Written instruction:
Show every line of the records below that contains the word "JSON".

Data to process:
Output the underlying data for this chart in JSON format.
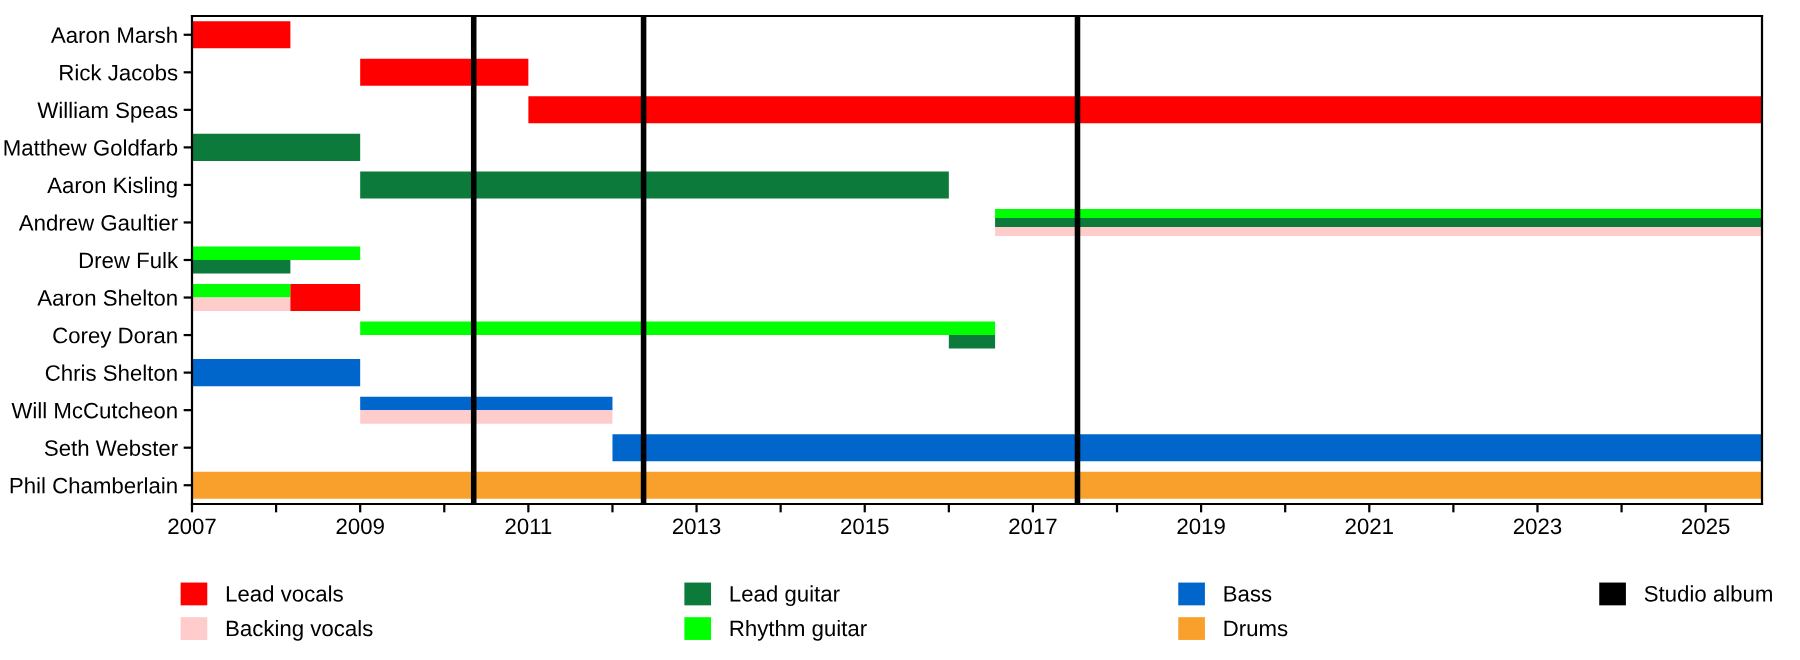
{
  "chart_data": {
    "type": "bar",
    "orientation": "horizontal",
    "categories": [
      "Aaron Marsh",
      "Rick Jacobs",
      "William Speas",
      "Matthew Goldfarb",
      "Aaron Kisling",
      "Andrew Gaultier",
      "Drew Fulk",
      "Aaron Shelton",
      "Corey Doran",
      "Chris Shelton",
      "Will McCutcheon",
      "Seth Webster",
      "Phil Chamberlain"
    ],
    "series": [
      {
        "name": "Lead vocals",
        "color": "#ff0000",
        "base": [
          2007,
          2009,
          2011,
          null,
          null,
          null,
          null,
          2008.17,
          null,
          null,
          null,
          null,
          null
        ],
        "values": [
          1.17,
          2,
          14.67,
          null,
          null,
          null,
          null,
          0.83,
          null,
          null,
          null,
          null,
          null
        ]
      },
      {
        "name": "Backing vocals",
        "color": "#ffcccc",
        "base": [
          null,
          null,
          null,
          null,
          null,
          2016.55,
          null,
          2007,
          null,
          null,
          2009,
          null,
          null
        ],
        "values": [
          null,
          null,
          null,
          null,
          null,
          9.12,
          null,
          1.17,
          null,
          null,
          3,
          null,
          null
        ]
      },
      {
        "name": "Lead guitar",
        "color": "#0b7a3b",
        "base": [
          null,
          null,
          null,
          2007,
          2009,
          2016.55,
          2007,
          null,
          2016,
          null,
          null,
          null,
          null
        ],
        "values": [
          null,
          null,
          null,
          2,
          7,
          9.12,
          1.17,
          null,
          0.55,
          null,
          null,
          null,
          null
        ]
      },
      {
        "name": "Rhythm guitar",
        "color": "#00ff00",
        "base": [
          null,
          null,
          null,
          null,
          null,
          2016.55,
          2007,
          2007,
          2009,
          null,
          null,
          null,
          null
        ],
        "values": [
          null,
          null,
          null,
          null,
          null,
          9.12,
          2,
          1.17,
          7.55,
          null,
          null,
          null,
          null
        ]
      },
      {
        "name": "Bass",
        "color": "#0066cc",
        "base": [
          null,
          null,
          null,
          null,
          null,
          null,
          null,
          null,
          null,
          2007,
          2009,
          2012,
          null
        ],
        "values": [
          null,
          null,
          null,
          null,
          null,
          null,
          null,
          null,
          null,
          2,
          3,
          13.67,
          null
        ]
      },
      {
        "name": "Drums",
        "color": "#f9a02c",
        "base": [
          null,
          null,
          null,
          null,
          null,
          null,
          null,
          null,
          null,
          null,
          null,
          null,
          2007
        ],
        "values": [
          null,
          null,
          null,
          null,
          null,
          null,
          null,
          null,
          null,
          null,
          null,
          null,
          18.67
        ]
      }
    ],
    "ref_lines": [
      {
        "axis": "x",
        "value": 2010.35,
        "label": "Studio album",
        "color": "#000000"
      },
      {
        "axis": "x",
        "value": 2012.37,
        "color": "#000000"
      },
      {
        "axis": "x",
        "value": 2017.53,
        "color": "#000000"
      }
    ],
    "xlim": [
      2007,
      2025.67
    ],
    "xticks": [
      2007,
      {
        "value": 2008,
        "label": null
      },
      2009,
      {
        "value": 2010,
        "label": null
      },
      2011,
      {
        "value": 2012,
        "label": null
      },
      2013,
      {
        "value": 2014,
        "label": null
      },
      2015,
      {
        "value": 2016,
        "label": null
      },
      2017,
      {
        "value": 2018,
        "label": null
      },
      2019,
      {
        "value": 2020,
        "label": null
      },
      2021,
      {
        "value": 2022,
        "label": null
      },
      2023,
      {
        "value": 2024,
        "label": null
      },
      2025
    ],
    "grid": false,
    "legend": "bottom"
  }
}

==

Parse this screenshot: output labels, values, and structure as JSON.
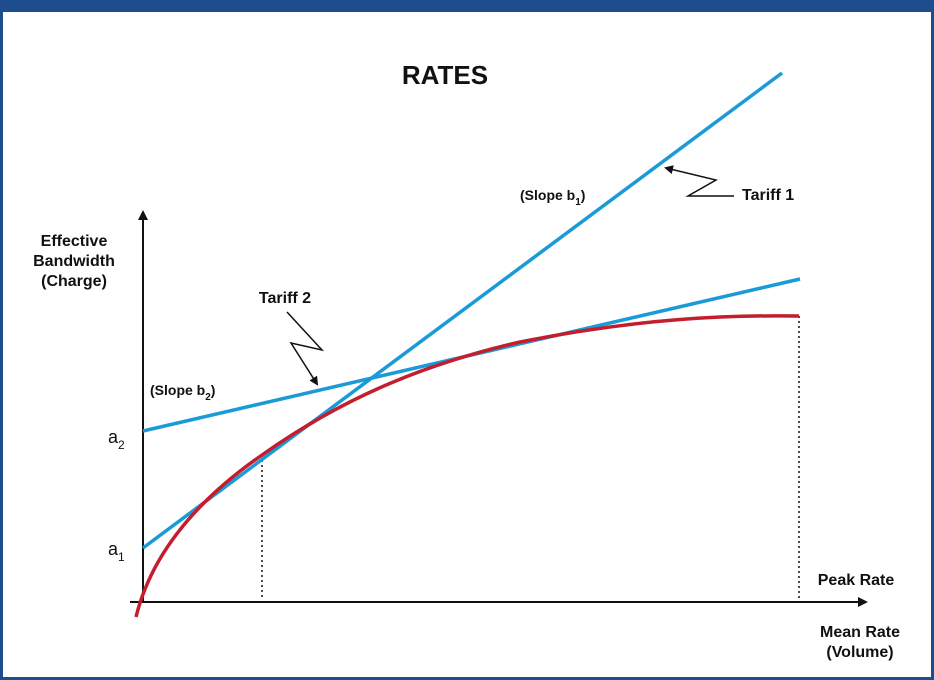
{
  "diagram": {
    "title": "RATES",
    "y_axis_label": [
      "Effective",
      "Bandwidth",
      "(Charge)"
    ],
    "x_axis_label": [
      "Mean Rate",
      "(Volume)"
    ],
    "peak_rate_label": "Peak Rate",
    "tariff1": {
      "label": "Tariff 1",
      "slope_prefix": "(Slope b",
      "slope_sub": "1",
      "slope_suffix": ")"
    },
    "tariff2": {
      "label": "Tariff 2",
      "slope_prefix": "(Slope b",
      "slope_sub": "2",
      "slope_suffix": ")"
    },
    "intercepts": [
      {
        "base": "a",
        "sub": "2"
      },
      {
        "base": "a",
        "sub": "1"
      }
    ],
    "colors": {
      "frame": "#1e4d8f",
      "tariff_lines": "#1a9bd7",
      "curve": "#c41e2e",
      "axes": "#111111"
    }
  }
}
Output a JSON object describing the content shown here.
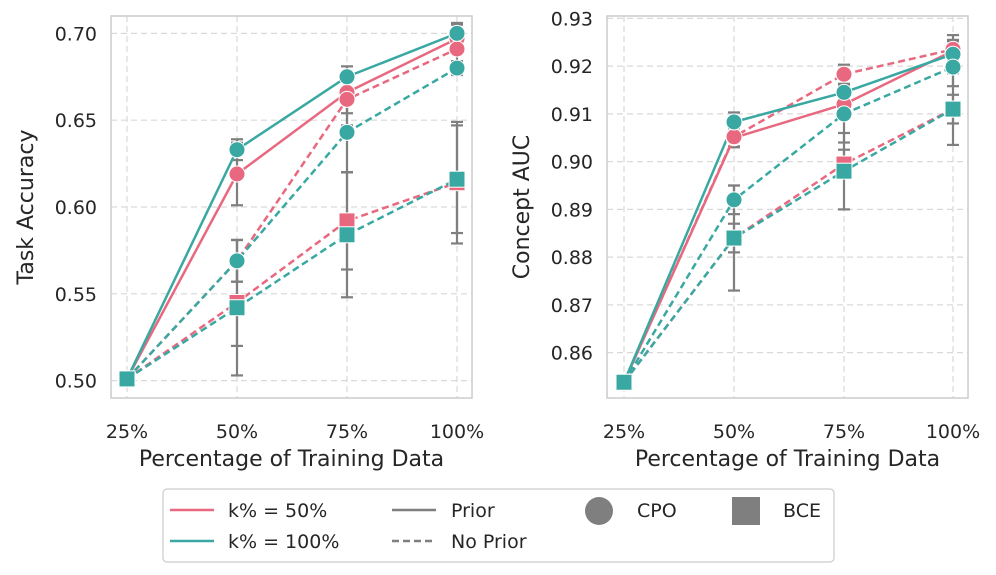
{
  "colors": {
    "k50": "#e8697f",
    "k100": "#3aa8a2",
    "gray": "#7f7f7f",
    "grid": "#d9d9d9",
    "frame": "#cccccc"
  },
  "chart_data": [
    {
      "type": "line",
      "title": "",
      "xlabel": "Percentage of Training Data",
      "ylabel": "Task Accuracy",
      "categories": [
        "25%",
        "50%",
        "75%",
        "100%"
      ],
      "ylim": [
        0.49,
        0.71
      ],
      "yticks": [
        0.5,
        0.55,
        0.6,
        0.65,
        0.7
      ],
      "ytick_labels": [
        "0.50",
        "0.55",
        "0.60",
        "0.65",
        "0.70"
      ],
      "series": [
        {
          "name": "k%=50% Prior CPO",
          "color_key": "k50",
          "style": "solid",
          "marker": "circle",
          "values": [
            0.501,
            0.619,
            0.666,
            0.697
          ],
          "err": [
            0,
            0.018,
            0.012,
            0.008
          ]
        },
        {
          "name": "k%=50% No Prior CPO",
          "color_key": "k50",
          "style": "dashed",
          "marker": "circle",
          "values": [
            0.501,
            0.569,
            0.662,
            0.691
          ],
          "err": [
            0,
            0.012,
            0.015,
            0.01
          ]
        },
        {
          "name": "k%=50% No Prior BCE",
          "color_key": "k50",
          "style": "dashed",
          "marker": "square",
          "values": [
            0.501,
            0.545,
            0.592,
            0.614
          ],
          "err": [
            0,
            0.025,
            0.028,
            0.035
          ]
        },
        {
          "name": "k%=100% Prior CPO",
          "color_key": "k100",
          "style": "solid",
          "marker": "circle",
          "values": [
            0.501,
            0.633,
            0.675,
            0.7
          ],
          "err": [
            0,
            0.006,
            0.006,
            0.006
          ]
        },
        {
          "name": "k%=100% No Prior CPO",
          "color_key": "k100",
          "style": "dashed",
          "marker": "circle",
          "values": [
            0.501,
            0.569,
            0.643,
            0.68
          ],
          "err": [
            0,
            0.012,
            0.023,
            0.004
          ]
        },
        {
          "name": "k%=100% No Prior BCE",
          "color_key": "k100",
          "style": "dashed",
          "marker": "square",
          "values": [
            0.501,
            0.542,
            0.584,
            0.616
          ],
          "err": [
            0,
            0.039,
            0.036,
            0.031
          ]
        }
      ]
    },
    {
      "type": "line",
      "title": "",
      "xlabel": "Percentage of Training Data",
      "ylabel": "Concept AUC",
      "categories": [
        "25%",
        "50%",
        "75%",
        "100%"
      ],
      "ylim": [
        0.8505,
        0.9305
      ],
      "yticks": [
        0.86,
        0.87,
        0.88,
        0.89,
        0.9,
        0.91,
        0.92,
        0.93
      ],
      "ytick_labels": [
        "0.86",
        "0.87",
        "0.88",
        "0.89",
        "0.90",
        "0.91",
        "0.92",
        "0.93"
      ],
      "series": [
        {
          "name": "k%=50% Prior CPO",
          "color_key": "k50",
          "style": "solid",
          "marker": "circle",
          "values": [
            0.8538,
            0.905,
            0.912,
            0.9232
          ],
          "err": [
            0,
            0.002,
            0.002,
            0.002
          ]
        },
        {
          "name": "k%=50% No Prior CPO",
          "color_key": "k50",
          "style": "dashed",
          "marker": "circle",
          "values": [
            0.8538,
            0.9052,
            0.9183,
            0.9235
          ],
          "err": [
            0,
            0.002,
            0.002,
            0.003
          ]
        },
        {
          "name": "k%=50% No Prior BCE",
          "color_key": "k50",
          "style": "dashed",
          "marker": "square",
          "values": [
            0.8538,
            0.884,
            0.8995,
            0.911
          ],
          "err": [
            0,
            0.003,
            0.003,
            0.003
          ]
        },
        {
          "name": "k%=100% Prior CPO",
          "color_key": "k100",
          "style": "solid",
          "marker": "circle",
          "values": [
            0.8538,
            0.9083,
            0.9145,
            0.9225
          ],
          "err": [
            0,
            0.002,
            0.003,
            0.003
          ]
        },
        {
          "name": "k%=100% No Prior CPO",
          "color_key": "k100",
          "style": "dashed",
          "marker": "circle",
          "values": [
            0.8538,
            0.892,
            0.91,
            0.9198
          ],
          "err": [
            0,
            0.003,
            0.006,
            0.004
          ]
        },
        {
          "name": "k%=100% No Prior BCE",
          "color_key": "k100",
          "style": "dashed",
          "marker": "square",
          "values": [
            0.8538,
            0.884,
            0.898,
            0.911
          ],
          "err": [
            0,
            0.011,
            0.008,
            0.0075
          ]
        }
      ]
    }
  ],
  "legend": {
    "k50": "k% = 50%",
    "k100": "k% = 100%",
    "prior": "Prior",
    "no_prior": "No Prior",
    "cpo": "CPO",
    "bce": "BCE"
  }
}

...

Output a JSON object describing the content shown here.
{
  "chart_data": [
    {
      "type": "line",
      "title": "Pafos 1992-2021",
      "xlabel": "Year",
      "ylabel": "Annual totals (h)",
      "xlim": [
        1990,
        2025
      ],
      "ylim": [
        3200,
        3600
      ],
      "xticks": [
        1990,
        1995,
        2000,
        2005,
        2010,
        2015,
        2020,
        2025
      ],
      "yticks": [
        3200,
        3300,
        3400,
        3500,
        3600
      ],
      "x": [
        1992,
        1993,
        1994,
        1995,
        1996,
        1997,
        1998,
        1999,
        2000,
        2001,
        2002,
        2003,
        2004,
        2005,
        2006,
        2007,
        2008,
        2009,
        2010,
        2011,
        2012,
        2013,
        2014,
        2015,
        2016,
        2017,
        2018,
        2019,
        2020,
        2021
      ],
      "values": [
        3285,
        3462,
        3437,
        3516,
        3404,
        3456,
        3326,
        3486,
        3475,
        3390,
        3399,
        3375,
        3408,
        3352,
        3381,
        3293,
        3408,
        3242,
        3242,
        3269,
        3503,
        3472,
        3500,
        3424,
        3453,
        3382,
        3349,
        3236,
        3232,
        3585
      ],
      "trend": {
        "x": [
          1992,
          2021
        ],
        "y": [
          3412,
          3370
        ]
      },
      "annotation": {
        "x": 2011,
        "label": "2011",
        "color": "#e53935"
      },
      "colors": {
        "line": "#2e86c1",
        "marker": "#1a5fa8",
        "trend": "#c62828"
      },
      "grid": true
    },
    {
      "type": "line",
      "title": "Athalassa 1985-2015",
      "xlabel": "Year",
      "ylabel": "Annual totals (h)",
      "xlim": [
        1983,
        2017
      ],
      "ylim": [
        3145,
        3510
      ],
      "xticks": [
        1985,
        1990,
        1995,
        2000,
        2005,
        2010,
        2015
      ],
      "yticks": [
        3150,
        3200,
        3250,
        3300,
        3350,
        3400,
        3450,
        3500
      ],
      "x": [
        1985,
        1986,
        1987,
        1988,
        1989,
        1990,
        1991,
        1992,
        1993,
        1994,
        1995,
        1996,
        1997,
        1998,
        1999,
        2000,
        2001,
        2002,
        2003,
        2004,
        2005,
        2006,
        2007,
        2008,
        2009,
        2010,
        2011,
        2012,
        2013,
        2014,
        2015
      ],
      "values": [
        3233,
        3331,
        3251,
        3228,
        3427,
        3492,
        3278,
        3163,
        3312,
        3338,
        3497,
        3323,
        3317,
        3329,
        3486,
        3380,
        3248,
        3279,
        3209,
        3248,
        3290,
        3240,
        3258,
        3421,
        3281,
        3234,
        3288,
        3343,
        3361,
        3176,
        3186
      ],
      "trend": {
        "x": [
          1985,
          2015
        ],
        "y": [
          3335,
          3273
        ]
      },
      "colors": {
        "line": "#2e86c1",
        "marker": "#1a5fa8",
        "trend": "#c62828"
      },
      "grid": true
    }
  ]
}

Solution for this problem:
Output the underlying data for this chart in JSON format.
Parse this screenshot: output labels, values, and structure as JSON.
Output a JSON object describing the content shown here.
Output a JSON object describing the content shown here.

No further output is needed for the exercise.